(Stored items from a collection)
________
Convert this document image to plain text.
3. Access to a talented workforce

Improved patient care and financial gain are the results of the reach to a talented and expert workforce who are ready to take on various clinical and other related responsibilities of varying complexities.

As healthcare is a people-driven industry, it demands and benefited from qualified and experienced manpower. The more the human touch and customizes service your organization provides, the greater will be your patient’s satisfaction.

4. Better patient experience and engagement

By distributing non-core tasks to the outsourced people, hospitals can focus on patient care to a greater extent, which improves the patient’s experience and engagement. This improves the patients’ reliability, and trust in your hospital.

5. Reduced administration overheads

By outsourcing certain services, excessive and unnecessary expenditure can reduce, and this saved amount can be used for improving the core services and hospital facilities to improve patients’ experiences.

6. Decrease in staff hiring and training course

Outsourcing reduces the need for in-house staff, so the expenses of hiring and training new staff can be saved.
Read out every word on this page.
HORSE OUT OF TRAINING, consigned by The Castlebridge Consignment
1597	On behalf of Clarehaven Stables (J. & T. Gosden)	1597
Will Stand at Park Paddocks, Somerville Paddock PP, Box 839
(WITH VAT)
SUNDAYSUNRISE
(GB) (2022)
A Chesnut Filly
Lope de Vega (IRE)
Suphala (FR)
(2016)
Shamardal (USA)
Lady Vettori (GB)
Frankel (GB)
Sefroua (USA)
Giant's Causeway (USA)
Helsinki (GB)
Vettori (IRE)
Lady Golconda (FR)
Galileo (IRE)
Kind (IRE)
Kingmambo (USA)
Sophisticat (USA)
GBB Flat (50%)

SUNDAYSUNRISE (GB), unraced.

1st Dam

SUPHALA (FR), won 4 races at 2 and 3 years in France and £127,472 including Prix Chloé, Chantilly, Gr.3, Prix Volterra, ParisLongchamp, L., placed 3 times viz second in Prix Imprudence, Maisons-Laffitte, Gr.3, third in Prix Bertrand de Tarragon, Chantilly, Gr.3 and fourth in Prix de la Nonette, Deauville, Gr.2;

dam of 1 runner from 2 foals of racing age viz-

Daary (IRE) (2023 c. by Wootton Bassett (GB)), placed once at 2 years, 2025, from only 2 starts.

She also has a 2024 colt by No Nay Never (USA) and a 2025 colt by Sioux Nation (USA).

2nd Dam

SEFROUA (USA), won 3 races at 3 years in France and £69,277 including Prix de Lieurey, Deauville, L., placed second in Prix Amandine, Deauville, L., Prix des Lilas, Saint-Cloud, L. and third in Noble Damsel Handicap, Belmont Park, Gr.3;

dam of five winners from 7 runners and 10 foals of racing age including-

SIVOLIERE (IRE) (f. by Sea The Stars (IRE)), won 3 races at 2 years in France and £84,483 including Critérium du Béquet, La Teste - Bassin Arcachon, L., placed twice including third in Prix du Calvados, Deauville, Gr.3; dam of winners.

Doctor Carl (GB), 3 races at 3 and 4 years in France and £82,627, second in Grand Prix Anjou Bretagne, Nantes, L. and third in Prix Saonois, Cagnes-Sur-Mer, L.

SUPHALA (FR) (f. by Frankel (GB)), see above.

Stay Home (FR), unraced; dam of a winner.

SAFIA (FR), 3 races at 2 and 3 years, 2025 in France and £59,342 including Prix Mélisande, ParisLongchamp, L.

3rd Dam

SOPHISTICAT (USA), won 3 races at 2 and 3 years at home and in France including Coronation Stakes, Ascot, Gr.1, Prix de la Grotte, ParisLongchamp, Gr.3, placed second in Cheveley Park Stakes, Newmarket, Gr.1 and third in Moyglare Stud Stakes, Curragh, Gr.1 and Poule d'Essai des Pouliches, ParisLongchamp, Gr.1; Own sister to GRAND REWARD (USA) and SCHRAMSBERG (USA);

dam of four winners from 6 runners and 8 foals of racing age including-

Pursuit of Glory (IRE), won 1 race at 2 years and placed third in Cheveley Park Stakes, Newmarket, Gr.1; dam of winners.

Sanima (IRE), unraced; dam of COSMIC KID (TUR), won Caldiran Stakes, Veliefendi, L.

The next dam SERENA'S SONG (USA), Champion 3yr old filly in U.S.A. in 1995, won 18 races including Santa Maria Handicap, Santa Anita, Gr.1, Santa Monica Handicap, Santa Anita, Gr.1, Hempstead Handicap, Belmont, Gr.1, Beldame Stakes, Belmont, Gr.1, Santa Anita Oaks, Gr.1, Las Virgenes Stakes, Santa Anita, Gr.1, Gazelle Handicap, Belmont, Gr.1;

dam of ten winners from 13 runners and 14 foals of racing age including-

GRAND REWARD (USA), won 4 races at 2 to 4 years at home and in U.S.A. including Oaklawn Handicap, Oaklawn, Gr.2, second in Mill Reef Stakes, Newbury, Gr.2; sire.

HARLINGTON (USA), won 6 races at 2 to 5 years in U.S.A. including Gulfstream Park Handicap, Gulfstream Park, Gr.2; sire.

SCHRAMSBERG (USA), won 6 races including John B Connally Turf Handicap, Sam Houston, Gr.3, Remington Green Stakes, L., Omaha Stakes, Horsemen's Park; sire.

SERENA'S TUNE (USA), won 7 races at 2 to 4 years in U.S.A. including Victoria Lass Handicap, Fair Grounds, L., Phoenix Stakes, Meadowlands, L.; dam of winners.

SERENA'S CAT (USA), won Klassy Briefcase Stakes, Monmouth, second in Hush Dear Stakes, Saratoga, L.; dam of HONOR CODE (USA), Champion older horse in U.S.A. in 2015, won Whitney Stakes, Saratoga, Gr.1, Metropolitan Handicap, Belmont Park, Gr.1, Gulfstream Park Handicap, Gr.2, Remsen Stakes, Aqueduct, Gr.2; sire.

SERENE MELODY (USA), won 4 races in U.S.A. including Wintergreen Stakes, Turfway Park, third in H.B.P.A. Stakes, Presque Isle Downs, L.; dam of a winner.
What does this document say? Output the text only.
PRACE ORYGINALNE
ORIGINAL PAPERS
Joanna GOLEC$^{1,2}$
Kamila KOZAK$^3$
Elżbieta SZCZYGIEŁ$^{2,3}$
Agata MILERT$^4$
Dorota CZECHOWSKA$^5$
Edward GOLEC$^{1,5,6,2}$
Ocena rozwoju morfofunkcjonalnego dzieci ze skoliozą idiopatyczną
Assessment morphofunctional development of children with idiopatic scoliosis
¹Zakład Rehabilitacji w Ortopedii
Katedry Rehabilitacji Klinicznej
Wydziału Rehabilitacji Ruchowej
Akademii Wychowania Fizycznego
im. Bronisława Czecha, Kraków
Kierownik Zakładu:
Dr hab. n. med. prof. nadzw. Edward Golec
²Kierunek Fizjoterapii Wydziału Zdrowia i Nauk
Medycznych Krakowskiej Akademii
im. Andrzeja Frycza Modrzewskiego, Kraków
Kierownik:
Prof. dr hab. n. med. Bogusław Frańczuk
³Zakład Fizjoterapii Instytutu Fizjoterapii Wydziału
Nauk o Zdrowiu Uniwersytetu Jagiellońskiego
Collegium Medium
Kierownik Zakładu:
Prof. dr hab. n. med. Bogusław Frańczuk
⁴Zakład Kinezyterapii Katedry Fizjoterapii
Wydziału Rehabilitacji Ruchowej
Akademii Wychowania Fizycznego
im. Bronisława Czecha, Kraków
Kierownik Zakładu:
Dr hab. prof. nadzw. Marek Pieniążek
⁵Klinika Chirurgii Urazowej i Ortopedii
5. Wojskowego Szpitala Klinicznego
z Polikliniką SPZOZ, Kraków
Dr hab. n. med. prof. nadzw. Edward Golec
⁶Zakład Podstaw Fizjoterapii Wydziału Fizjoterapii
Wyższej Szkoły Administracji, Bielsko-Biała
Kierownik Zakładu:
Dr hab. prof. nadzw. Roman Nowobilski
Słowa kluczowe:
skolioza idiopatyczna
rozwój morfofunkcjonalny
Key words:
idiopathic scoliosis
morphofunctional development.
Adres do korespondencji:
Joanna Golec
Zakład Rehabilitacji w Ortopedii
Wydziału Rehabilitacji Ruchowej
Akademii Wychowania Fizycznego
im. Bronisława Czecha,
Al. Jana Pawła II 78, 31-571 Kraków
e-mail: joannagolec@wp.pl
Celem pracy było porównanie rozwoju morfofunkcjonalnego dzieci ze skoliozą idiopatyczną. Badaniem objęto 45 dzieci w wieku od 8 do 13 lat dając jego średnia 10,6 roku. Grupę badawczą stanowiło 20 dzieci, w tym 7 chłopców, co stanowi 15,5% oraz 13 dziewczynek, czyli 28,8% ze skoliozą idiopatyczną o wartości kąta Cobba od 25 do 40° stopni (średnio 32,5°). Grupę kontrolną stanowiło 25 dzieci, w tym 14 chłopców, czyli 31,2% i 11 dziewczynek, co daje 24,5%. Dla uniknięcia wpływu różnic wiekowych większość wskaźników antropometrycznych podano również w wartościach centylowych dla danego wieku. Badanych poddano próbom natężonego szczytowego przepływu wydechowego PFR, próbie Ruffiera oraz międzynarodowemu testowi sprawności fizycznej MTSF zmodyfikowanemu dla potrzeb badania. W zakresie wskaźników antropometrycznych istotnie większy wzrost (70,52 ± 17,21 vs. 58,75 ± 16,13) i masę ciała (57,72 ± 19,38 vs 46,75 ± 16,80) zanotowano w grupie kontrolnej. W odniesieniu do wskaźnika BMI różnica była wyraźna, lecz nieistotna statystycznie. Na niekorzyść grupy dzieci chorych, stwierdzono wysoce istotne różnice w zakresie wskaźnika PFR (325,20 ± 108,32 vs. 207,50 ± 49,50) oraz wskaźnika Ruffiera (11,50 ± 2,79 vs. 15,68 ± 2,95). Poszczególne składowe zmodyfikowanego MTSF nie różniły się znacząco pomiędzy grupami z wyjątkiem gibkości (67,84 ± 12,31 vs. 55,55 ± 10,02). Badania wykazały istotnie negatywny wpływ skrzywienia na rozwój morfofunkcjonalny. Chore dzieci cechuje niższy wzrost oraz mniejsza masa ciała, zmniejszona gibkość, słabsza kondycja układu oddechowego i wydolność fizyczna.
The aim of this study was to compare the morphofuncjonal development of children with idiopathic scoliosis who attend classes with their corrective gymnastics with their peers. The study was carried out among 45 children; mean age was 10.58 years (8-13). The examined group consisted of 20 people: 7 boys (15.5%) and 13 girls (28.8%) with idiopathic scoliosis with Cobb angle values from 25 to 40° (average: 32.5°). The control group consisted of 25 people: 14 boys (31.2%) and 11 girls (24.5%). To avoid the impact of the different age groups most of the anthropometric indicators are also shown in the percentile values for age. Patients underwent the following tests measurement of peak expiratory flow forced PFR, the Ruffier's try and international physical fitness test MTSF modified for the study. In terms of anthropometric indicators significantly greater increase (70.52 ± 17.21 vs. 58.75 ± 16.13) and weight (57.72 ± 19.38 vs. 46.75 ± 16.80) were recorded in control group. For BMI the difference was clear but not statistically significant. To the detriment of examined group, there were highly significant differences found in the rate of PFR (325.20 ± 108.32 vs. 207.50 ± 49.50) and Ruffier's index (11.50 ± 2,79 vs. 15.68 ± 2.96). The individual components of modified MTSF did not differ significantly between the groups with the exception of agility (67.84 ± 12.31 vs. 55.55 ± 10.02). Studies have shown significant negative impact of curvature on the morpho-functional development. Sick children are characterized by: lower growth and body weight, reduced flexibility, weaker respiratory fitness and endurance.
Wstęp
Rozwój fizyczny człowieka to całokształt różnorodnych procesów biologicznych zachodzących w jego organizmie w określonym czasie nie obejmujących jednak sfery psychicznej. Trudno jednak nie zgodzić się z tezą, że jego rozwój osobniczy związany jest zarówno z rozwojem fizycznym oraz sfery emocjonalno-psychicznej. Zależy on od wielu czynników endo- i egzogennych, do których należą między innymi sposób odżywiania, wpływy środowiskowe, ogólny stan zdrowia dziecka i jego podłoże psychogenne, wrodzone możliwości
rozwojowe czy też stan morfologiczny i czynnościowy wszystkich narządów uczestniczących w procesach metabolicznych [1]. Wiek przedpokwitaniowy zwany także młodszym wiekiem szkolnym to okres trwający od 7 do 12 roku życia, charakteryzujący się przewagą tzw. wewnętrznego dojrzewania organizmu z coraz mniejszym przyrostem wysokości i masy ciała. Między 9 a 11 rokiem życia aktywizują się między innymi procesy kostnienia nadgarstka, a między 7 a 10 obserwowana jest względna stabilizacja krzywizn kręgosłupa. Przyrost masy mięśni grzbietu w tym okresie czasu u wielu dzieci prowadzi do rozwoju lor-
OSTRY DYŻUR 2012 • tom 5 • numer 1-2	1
________
> **Work required**
Your answer should be one number, the count of lines in the entries holding the string "morphofunctional".

> **Solution**
2